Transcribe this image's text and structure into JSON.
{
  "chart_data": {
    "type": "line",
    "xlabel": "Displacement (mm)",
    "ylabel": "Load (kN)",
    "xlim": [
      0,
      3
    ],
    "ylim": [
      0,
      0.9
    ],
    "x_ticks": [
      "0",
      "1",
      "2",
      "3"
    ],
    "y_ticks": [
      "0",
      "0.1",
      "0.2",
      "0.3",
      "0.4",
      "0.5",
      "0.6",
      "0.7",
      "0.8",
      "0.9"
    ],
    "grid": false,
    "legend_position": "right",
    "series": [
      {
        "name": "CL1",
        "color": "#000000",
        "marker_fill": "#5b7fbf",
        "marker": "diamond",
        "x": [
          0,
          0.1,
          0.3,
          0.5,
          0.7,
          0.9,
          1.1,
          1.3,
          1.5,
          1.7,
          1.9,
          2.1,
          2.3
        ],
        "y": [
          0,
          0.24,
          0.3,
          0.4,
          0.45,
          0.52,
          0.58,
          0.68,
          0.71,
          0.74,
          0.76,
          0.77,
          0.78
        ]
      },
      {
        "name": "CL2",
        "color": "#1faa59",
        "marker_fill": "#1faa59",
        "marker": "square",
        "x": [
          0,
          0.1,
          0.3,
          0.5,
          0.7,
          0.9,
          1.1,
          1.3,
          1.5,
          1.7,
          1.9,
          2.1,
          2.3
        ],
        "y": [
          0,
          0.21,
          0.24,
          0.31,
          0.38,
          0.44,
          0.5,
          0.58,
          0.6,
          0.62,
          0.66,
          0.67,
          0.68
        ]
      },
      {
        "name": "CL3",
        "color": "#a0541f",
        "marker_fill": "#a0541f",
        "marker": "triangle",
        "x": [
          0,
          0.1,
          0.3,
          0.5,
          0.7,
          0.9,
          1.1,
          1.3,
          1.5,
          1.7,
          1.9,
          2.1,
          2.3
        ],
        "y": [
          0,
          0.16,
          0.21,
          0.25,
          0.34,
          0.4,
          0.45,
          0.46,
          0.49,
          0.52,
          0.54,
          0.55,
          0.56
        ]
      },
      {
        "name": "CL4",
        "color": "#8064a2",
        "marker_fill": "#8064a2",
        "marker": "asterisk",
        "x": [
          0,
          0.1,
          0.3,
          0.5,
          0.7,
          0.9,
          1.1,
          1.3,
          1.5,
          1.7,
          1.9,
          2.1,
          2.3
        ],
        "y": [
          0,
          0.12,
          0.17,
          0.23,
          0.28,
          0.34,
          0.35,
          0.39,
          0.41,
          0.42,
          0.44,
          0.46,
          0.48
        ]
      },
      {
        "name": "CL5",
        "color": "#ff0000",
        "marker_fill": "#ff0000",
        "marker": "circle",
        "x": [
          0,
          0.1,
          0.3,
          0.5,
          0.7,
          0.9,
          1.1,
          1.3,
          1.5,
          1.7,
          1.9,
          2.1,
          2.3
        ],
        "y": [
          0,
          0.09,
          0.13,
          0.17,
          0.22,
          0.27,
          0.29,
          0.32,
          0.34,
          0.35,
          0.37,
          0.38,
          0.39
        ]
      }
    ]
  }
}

-*-*-

* [Required task]: Identify every line above that includes the word "name", and show those lines.

* [Output of the exercise]:
        "name": "CL1",
        "name": "CL2",
        "name": "CL3",
        "name": "CL4",
        "name": "CL5",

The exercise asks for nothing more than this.